** start Information supplied **
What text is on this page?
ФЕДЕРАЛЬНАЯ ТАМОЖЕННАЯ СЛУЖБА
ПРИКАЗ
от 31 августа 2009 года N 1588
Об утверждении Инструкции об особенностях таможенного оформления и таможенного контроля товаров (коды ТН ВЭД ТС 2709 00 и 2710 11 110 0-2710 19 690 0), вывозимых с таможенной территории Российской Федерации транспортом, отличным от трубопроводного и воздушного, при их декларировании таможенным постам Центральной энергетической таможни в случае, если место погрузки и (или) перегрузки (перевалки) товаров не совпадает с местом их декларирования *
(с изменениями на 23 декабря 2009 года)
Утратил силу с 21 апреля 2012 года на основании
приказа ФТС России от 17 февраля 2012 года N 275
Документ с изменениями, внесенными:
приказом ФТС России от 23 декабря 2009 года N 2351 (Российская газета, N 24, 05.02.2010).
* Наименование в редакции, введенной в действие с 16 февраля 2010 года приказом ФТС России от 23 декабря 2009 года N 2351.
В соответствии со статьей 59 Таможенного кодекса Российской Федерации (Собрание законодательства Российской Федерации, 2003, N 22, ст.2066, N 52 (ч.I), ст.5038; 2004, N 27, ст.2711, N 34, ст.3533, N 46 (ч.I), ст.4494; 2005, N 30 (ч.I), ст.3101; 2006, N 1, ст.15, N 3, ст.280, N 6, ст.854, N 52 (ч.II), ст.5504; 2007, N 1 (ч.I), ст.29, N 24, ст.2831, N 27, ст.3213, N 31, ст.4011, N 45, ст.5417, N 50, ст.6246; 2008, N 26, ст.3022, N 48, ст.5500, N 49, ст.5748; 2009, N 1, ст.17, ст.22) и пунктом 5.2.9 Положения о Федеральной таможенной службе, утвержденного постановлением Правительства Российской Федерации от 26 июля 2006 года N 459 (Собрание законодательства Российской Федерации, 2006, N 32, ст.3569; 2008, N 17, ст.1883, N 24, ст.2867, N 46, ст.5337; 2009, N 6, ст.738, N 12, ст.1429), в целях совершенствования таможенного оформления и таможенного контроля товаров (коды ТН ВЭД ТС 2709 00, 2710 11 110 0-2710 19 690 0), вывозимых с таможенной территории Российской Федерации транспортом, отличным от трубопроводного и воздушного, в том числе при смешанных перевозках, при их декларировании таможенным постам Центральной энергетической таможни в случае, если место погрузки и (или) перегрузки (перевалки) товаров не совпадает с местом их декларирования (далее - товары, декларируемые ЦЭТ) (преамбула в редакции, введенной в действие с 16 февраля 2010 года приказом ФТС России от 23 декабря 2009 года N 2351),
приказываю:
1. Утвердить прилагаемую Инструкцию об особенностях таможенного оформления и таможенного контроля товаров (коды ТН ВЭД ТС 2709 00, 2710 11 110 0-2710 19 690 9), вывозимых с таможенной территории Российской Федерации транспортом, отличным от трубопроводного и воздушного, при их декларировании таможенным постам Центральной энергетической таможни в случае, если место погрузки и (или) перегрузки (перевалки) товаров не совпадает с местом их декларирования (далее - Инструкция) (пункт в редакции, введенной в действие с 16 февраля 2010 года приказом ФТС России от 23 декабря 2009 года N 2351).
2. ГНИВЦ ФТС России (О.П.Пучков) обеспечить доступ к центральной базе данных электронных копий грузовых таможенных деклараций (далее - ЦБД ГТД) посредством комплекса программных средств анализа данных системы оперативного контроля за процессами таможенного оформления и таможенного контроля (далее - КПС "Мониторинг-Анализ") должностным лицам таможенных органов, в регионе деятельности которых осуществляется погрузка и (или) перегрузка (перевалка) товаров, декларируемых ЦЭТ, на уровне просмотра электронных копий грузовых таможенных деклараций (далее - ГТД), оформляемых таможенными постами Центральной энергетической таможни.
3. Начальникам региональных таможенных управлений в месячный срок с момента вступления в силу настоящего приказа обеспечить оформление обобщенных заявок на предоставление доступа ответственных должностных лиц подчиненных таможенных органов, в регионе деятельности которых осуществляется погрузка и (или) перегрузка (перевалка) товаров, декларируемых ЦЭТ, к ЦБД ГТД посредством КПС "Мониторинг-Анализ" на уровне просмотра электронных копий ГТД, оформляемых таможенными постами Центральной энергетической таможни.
** end Information supplied **
◆ **Task directions**: Among the records above, find each line holding the string "изменениями" and pull it out.

◆ **Task output**:
(с изменениями на 23 декабря 2009 года)
Документ с изменениями, внесенными:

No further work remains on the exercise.